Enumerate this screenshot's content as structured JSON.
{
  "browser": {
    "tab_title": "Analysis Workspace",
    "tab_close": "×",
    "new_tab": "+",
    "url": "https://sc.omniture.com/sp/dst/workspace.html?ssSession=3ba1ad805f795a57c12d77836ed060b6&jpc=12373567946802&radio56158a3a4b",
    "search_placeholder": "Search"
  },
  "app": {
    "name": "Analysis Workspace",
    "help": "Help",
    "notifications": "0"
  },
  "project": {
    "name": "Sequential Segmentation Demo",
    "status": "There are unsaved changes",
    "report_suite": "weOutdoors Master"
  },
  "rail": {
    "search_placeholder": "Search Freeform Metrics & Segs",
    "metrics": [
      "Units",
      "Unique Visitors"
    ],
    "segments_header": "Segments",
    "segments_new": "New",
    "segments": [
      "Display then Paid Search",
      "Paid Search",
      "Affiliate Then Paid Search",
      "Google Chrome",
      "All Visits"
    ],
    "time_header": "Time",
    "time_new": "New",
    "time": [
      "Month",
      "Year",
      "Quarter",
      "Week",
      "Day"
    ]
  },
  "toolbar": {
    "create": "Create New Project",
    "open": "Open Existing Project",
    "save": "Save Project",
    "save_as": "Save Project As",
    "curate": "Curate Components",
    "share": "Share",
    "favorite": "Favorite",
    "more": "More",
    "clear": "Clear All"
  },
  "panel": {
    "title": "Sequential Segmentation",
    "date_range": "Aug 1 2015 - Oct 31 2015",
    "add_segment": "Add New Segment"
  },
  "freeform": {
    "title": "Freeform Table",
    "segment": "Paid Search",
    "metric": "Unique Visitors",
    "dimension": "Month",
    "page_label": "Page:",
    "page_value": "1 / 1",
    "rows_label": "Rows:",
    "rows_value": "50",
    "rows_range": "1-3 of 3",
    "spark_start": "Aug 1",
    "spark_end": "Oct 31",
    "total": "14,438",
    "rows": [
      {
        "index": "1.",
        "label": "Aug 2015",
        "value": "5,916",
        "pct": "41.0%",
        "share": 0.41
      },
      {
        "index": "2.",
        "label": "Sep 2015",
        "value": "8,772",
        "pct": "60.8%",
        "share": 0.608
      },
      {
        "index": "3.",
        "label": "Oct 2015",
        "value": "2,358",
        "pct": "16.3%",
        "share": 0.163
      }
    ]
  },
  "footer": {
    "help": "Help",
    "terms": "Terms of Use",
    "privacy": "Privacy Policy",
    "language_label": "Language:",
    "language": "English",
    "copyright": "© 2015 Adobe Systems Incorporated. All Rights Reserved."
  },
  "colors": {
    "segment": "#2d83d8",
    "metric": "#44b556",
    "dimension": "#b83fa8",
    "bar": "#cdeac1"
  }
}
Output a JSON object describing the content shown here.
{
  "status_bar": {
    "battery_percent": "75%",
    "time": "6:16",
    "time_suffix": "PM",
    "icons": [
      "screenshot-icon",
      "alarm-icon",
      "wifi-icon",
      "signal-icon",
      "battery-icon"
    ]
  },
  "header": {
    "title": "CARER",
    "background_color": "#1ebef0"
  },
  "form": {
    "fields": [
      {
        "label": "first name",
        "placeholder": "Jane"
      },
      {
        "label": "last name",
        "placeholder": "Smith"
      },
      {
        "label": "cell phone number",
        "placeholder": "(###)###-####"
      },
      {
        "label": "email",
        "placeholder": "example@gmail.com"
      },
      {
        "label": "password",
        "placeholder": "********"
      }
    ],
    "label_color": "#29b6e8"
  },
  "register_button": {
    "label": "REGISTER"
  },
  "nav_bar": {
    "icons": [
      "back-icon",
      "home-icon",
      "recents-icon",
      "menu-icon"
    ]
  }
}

▶ _Your goal_:
Spot every line that holds "Visitors" and copy it.

▶ _Result of this exercise_:
      "Unique Visitors"
    "metric": "Unique Visitors",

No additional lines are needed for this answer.